Extract each line of the records below that contains the word "toán".

_Exercise inputs_:
============
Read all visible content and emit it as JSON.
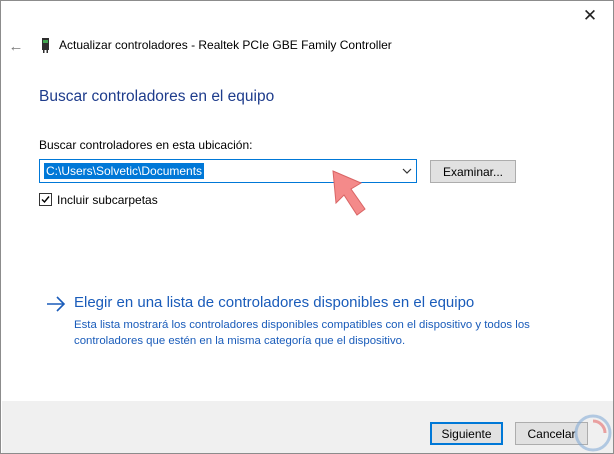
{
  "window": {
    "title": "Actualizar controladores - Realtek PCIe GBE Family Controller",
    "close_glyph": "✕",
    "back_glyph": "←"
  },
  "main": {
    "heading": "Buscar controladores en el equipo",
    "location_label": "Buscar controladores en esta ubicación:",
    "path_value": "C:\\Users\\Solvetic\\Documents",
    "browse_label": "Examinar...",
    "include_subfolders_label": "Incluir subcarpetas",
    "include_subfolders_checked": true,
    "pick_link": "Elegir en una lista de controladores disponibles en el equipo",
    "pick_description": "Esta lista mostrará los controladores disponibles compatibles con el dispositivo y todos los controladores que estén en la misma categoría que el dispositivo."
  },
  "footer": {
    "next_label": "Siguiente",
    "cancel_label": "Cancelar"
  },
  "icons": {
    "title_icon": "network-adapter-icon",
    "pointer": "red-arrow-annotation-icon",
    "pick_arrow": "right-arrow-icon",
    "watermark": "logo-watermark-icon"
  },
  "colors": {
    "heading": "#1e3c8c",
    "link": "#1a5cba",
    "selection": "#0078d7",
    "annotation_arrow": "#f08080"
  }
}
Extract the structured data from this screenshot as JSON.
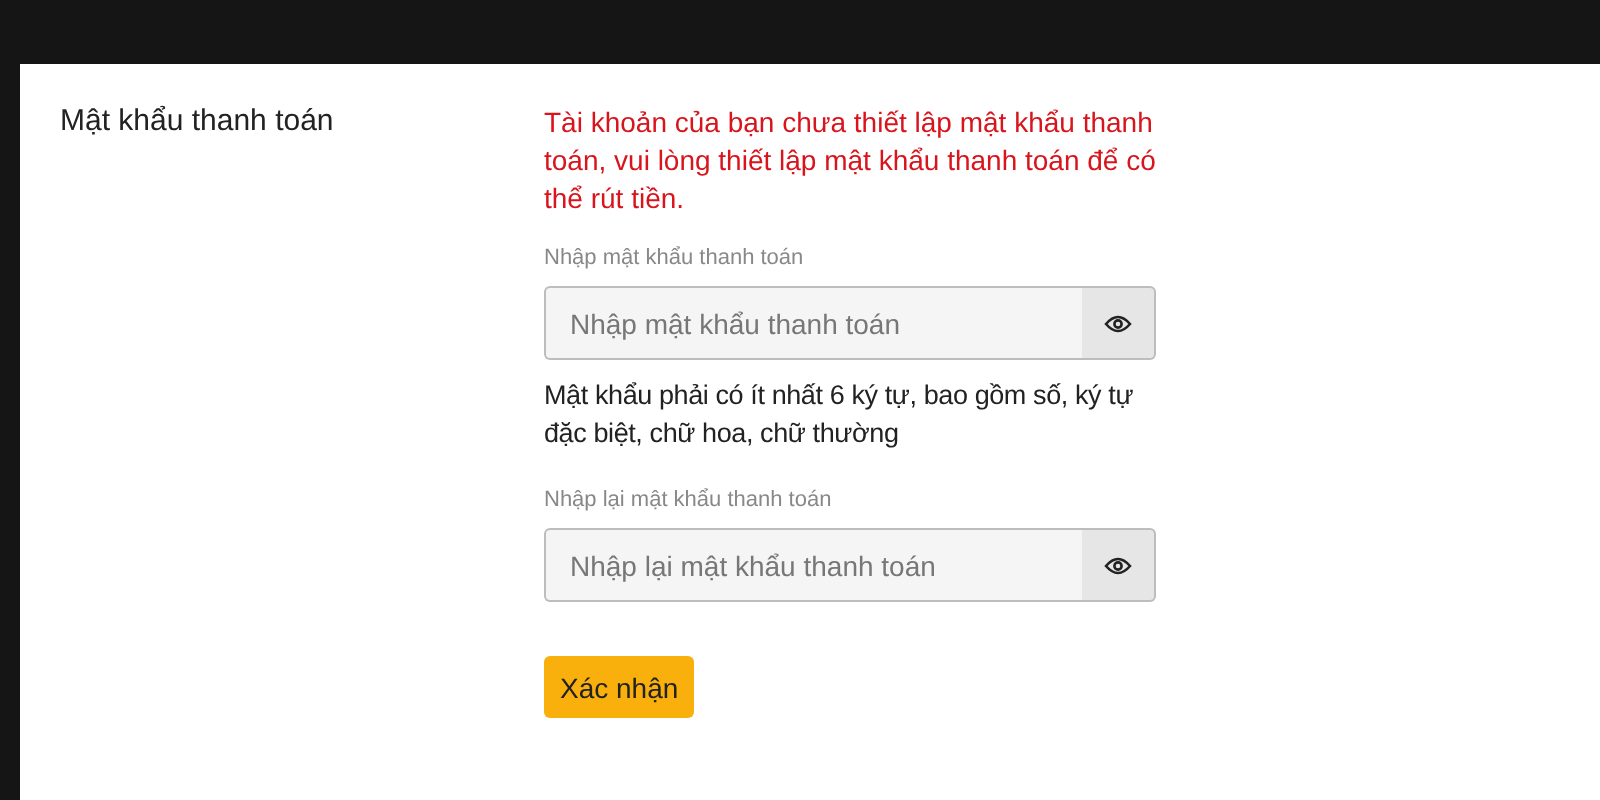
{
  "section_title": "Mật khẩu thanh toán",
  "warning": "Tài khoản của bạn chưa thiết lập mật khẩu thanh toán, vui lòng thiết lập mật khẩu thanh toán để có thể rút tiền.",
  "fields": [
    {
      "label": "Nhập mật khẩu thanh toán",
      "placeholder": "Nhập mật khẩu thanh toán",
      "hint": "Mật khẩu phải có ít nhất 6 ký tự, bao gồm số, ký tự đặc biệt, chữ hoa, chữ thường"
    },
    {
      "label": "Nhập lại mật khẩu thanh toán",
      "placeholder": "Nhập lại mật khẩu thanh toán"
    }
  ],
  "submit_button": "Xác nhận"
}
============
_Answer to the task_:
  "section_title": "Mật khẩu thanh toán",
  "warning": "Tài khoản của bạn chưa thiết lập mật khẩu thanh toán, vui lòng thiết lập mật khẩu thanh toán để có thể rút tiền.",
      "label": "Nhập mật khẩu thanh toán",
      "placeholder": "Nhập mật khẩu thanh toán",
      "label": "Nhập lại mật khẩu thanh toán",
      "placeholder": "Nhập lại mật khẩu thanh toán"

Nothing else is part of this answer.